[Dataset listings of figures]
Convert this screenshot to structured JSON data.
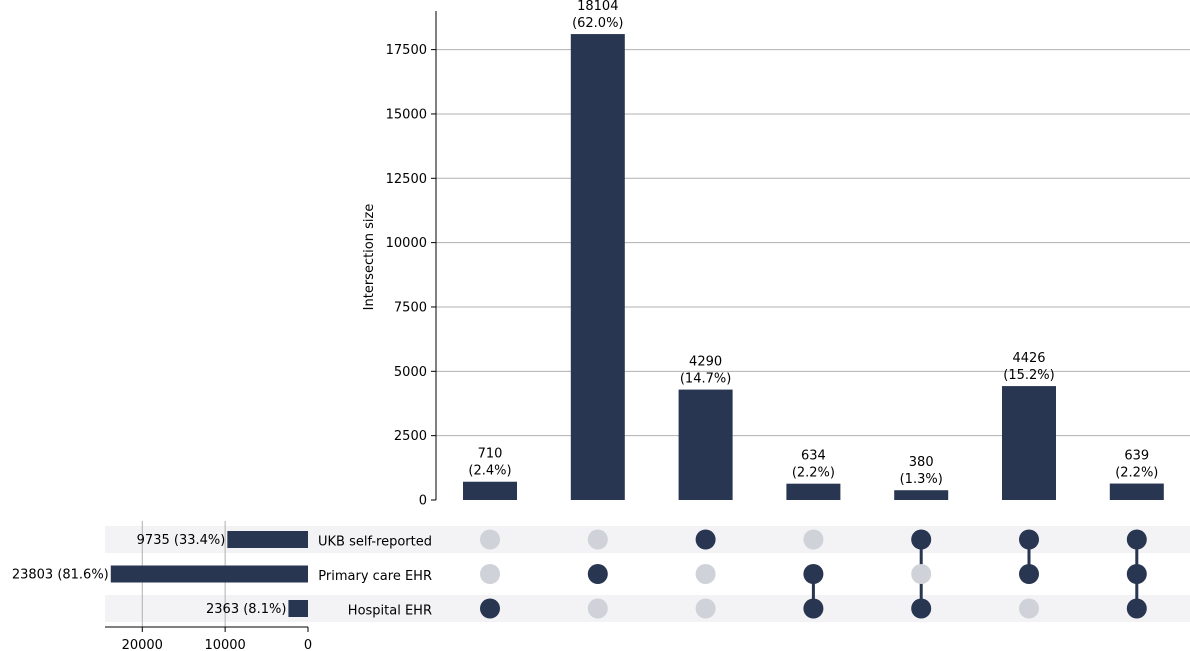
{
  "chart_data": {
    "type": "upset",
    "ylabel": "Intersection size",
    "yticks": [
      0,
      2500,
      5000,
      7500,
      10000,
      12500,
      15000,
      17500
    ],
    "ylim": [
      0,
      19000
    ],
    "sets": [
      {
        "name": "UKB self-reported",
        "size": 9735,
        "label": "9735 (33.4%)"
      },
      {
        "name": "Primary care EHR",
        "size": 23803,
        "label": "23803 (81.6%)"
      },
      {
        "name": "Hospital EHR",
        "size": 2363,
        "label": "2363 (8.1%)"
      }
    ],
    "set_size_ticks": [
      20000,
      10000,
      0
    ],
    "set_size_xlim": [
      0,
      24500
    ],
    "intersections": [
      {
        "members": [
          0,
          0,
          1
        ],
        "value": 710,
        "label_value": "710",
        "label_pct": "(2.4%)"
      },
      {
        "members": [
          0,
          1,
          0
        ],
        "value": 18104,
        "label_value": "18104",
        "label_pct": "(62.0%)"
      },
      {
        "members": [
          1,
          0,
          0
        ],
        "value": 4290,
        "label_value": "4290",
        "label_pct": "(14.7%)"
      },
      {
        "members": [
          0,
          1,
          1
        ],
        "value": 634,
        "label_value": "634",
        "label_pct": "(2.2%)"
      },
      {
        "members": [
          1,
          0,
          1
        ],
        "value": 380,
        "label_value": "380",
        "label_pct": "(1.3%)"
      },
      {
        "members": [
          1,
          1,
          0
        ],
        "value": 4426,
        "label_value": "4426",
        "label_pct": "(15.2%)"
      },
      {
        "members": [
          1,
          1,
          1
        ],
        "value": 639,
        "label_value": "639",
        "label_pct": "(2.2%)"
      }
    ],
    "grid": true,
    "colors": {
      "bar": "#283651",
      "dot_inactive": "#cfd2d8",
      "stripe": "#f3f3f5",
      "grid": "#b0b0b0"
    }
  }
}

- _Work to be completed_:
Can you retype every record above exactly, leaving out the pictures?

- _Final answer_:
Convert this screenshot to structured JSON data.
{
  "chart_data": {
    "type": "upset",
    "ylabel": "Intersection size",
    "yticks": [
      0,
      2500,
      5000,
      7500,
      10000,
      12500,
      15000,
      17500
    ],
    "ylim": [
      0,
      19000
    ],
    "sets": [
      {
        "name": "UKB self-reported",
        "size": 9735,
        "label": "9735 (33.4%)"
      },
      {
        "name": "Primary care EHR",
        "size": 23803,
        "label": "23803 (81.6%)"
      },
      {
        "name": "Hospital EHR",
        "size": 2363,
        "label": "2363 (8.1%)"
      }
    ],
    "set_size_ticks": [
      20000,
      10000,
      0
    ],
    "set_size_xlim": [
      0,
      24500
    ],
    "intersections": [
      {
        "members": [
          0,
          0,
          1
        ],
        "value": 710,
        "label_value": "710",
        "label_pct": "(2.4%)"
      },
      {
        "members": [
          0,
          1,
          0
        ],
        "value": 18104,
        "label_value": "18104",
        "label_pct": "(62.0%)"
      },
      {
        "members": [
          1,
          0,
          0
        ],
        "value": 4290,
        "label_value": "4290",
        "label_pct": "(14.7%)"
      },
      {
        "members": [
          0,
          1,
          1
        ],
        "value": 634,
        "label_value": "634",
        "label_pct": "(2.2%)"
      },
      {
        "members": [
          1,
          0,
          1
        ],
        "value": 380,
        "label_value": "380",
        "label_pct": "(1.3%)"
      },
      {
        "members": [
          1,
          1,
          0
        ],
        "value": 4426,
        "label_value": "4426",
        "label_pct": "(15.2%)"
      },
      {
        "members": [
          1,
          1,
          1
        ],
        "value": 639,
        "label_value": "639",
        "label_pct": "(2.2%)"
      }
    ],
    "grid": true,
    "colors": {
      "bar": "#283651",
      "dot_inactive": "#cfd2d8",
      "stripe": "#f3f3f5",
      "grid": "#b0b0b0"
    }
  }
}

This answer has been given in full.